Figure dataset records:
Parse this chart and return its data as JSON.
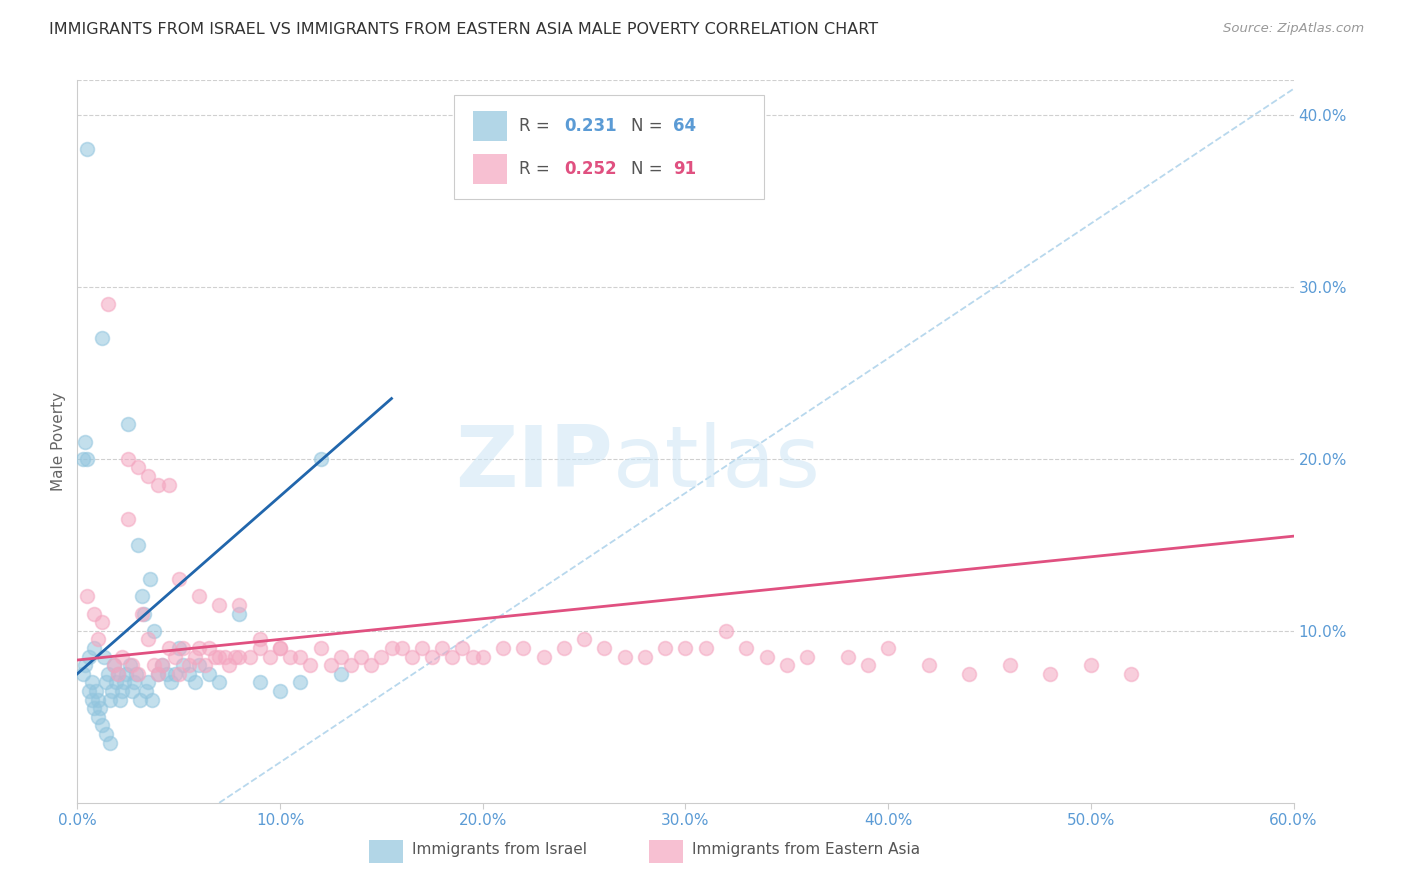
{
  "title": "IMMIGRANTS FROM ISRAEL VS IMMIGRANTS FROM EASTERN ASIA MALE POVERTY CORRELATION CHART",
  "source": "Source: ZipAtlas.com",
  "ylabel": "Male Poverty",
  "legend_label_1": "Immigrants from Israel",
  "legend_label_2": "Immigrants from Eastern Asia",
  "r1": 0.231,
  "n1": 64,
  "r2": 0.252,
  "n2": 91,
  "color_israel": "#92c5de",
  "color_asia": "#f4a6c0",
  "trendline_color_israel": "#2166ac",
  "trendline_color_asia": "#e05080",
  "dashed_line_color": "#b8d8ed",
  "xlim": [
    0.0,
    0.6
  ],
  "ylim": [
    0.0,
    0.42
  ],
  "xticks": [
    0.0,
    0.1,
    0.2,
    0.3,
    0.4,
    0.5,
    0.6
  ],
  "yticks_right": [
    0.1,
    0.2,
    0.3,
    0.4
  ],
  "background_color": "#ffffff",
  "watermark_zip": "ZIP",
  "watermark_atlas": "atlas",
  "israel_x": [
    0.003,
    0.004,
    0.005,
    0.006,
    0.007,
    0.008,
    0.009,
    0.01,
    0.011,
    0.012,
    0.013,
    0.014,
    0.015,
    0.016,
    0.017,
    0.018,
    0.019,
    0.02,
    0.021,
    0.022,
    0.023,
    0.024,
    0.025,
    0.026,
    0.027,
    0.028,
    0.029,
    0.03,
    0.031,
    0.032,
    0.033,
    0.034,
    0.035,
    0.036,
    0.037,
    0.038,
    0.04,
    0.042,
    0.044,
    0.046,
    0.048,
    0.05,
    0.052,
    0.055,
    0.058,
    0.06,
    0.065,
    0.07,
    0.08,
    0.09,
    0.1,
    0.11,
    0.12,
    0.13,
    0.003,
    0.004,
    0.005,
    0.006,
    0.007,
    0.008,
    0.01,
    0.012,
    0.014,
    0.016
  ],
  "israel_y": [
    0.075,
    0.08,
    0.38,
    0.085,
    0.07,
    0.09,
    0.065,
    0.06,
    0.055,
    0.27,
    0.085,
    0.07,
    0.075,
    0.06,
    0.065,
    0.08,
    0.07,
    0.075,
    0.06,
    0.065,
    0.07,
    0.075,
    0.22,
    0.08,
    0.065,
    0.07,
    0.075,
    0.15,
    0.06,
    0.12,
    0.11,
    0.065,
    0.07,
    0.13,
    0.06,
    0.1,
    0.075,
    0.08,
    0.075,
    0.07,
    0.075,
    0.09,
    0.08,
    0.075,
    0.07,
    0.08,
    0.075,
    0.07,
    0.11,
    0.07,
    0.065,
    0.07,
    0.2,
    0.075,
    0.2,
    0.21,
    0.2,
    0.065,
    0.06,
    0.055,
    0.05,
    0.045,
    0.04,
    0.035
  ],
  "asia_x": [
    0.005,
    0.008,
    0.01,
    0.012,
    0.015,
    0.018,
    0.02,
    0.022,
    0.025,
    0.027,
    0.03,
    0.032,
    0.035,
    0.038,
    0.04,
    0.042,
    0.045,
    0.048,
    0.05,
    0.052,
    0.055,
    0.058,
    0.06,
    0.063,
    0.065,
    0.068,
    0.07,
    0.073,
    0.075,
    0.078,
    0.08,
    0.085,
    0.09,
    0.095,
    0.1,
    0.105,
    0.11,
    0.115,
    0.12,
    0.125,
    0.13,
    0.135,
    0.14,
    0.145,
    0.15,
    0.155,
    0.16,
    0.165,
    0.17,
    0.175,
    0.18,
    0.185,
    0.19,
    0.195,
    0.2,
    0.21,
    0.22,
    0.23,
    0.24,
    0.25,
    0.26,
    0.27,
    0.28,
    0.29,
    0.3,
    0.31,
    0.32,
    0.33,
    0.34,
    0.35,
    0.36,
    0.38,
    0.39,
    0.4,
    0.42,
    0.44,
    0.46,
    0.48,
    0.5,
    0.52,
    0.025,
    0.03,
    0.035,
    0.04,
    0.045,
    0.05,
    0.06,
    0.07,
    0.08,
    0.09,
    0.1
  ],
  "asia_y": [
    0.12,
    0.11,
    0.095,
    0.105,
    0.29,
    0.08,
    0.075,
    0.085,
    0.165,
    0.08,
    0.075,
    0.11,
    0.095,
    0.08,
    0.075,
    0.08,
    0.09,
    0.085,
    0.075,
    0.09,
    0.08,
    0.085,
    0.09,
    0.08,
    0.09,
    0.085,
    0.085,
    0.085,
    0.08,
    0.085,
    0.085,
    0.085,
    0.09,
    0.085,
    0.09,
    0.085,
    0.085,
    0.08,
    0.09,
    0.08,
    0.085,
    0.08,
    0.085,
    0.08,
    0.085,
    0.09,
    0.09,
    0.085,
    0.09,
    0.085,
    0.09,
    0.085,
    0.09,
    0.085,
    0.085,
    0.09,
    0.09,
    0.085,
    0.09,
    0.095,
    0.09,
    0.085,
    0.085,
    0.09,
    0.09,
    0.09,
    0.1,
    0.09,
    0.085,
    0.08,
    0.085,
    0.085,
    0.08,
    0.09,
    0.08,
    0.075,
    0.08,
    0.075,
    0.08,
    0.075,
    0.2,
    0.195,
    0.19,
    0.185,
    0.185,
    0.13,
    0.12,
    0.115,
    0.115,
    0.095,
    0.09
  ]
}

Exercise brief: Reproduce the material in its entirety and word for word, without the pictures.

Task result:
Parse this chart and return its data as JSON.
{
  "title": "IMMIGRANTS FROM ISRAEL VS IMMIGRANTS FROM EASTERN ASIA MALE POVERTY CORRELATION CHART",
  "source": "Source: ZipAtlas.com",
  "ylabel": "Male Poverty",
  "legend_label_1": "Immigrants from Israel",
  "legend_label_2": "Immigrants from Eastern Asia",
  "r1": 0.231,
  "n1": 64,
  "r2": 0.252,
  "n2": 91,
  "color_israel": "#92c5de",
  "color_asia": "#f4a6c0",
  "trendline_color_israel": "#2166ac",
  "trendline_color_asia": "#e05080",
  "dashed_line_color": "#b8d8ed",
  "xlim": [
    0.0,
    0.6
  ],
  "ylim": [
    0.0,
    0.42
  ],
  "xticks": [
    0.0,
    0.1,
    0.2,
    0.3,
    0.4,
    0.5,
    0.6
  ],
  "yticks_right": [
    0.1,
    0.2,
    0.3,
    0.4
  ],
  "background_color": "#ffffff",
  "watermark_zip": "ZIP",
  "watermark_atlas": "atlas",
  "israel_x": [
    0.003,
    0.004,
    0.005,
    0.006,
    0.007,
    0.008,
    0.009,
    0.01,
    0.011,
    0.012,
    0.013,
    0.014,
    0.015,
    0.016,
    0.017,
    0.018,
    0.019,
    0.02,
    0.021,
    0.022,
    0.023,
    0.024,
    0.025,
    0.026,
    0.027,
    0.028,
    0.029,
    0.03,
    0.031,
    0.032,
    0.033,
    0.034,
    0.035,
    0.036,
    0.037,
    0.038,
    0.04,
    0.042,
    0.044,
    0.046,
    0.048,
    0.05,
    0.052,
    0.055,
    0.058,
    0.06,
    0.065,
    0.07,
    0.08,
    0.09,
    0.1,
    0.11,
    0.12,
    0.13,
    0.003,
    0.004,
    0.005,
    0.006,
    0.007,
    0.008,
    0.01,
    0.012,
    0.014,
    0.016
  ],
  "israel_y": [
    0.075,
    0.08,
    0.38,
    0.085,
    0.07,
    0.09,
    0.065,
    0.06,
    0.055,
    0.27,
    0.085,
    0.07,
    0.075,
    0.06,
    0.065,
    0.08,
    0.07,
    0.075,
    0.06,
    0.065,
    0.07,
    0.075,
    0.22,
    0.08,
    0.065,
    0.07,
    0.075,
    0.15,
    0.06,
    0.12,
    0.11,
    0.065,
    0.07,
    0.13,
    0.06,
    0.1,
    0.075,
    0.08,
    0.075,
    0.07,
    0.075,
    0.09,
    0.08,
    0.075,
    0.07,
    0.08,
    0.075,
    0.07,
    0.11,
    0.07,
    0.065,
    0.07,
    0.2,
    0.075,
    0.2,
    0.21,
    0.2,
    0.065,
    0.06,
    0.055,
    0.05,
    0.045,
    0.04,
    0.035
  ],
  "asia_x": [
    0.005,
    0.008,
    0.01,
    0.012,
    0.015,
    0.018,
    0.02,
    0.022,
    0.025,
    0.027,
    0.03,
    0.032,
    0.035,
    0.038,
    0.04,
    0.042,
    0.045,
    0.048,
    0.05,
    0.052,
    0.055,
    0.058,
    0.06,
    0.063,
    0.065,
    0.068,
    0.07,
    0.073,
    0.075,
    0.078,
    0.08,
    0.085,
    0.09,
    0.095,
    0.1,
    0.105,
    0.11,
    0.115,
    0.12,
    0.125,
    0.13,
    0.135,
    0.14,
    0.145,
    0.15,
    0.155,
    0.16,
    0.165,
    0.17,
    0.175,
    0.18,
    0.185,
    0.19,
    0.195,
    0.2,
    0.21,
    0.22,
    0.23,
    0.24,
    0.25,
    0.26,
    0.27,
    0.28,
    0.29,
    0.3,
    0.31,
    0.32,
    0.33,
    0.34,
    0.35,
    0.36,
    0.38,
    0.39,
    0.4,
    0.42,
    0.44,
    0.46,
    0.48,
    0.5,
    0.52,
    0.025,
    0.03,
    0.035,
    0.04,
    0.045,
    0.05,
    0.06,
    0.07,
    0.08,
    0.09,
    0.1
  ],
  "asia_y": [
    0.12,
    0.11,
    0.095,
    0.105,
    0.29,
    0.08,
    0.075,
    0.085,
    0.165,
    0.08,
    0.075,
    0.11,
    0.095,
    0.08,
    0.075,
    0.08,
    0.09,
    0.085,
    0.075,
    0.09,
    0.08,
    0.085,
    0.09,
    0.08,
    0.09,
    0.085,
    0.085,
    0.085,
    0.08,
    0.085,
    0.085,
    0.085,
    0.09,
    0.085,
    0.09,
    0.085,
    0.085,
    0.08,
    0.09,
    0.08,
    0.085,
    0.08,
    0.085,
    0.08,
    0.085,
    0.09,
    0.09,
    0.085,
    0.09,
    0.085,
    0.09,
    0.085,
    0.09,
    0.085,
    0.085,
    0.09,
    0.09,
    0.085,
    0.09,
    0.095,
    0.09,
    0.085,
    0.085,
    0.09,
    0.09,
    0.09,
    0.1,
    0.09,
    0.085,
    0.08,
    0.085,
    0.085,
    0.08,
    0.09,
    0.08,
    0.075,
    0.08,
    0.075,
    0.08,
    0.075,
    0.2,
    0.195,
    0.19,
    0.185,
    0.185,
    0.13,
    0.12,
    0.115,
    0.115,
    0.095,
    0.09
  ]
}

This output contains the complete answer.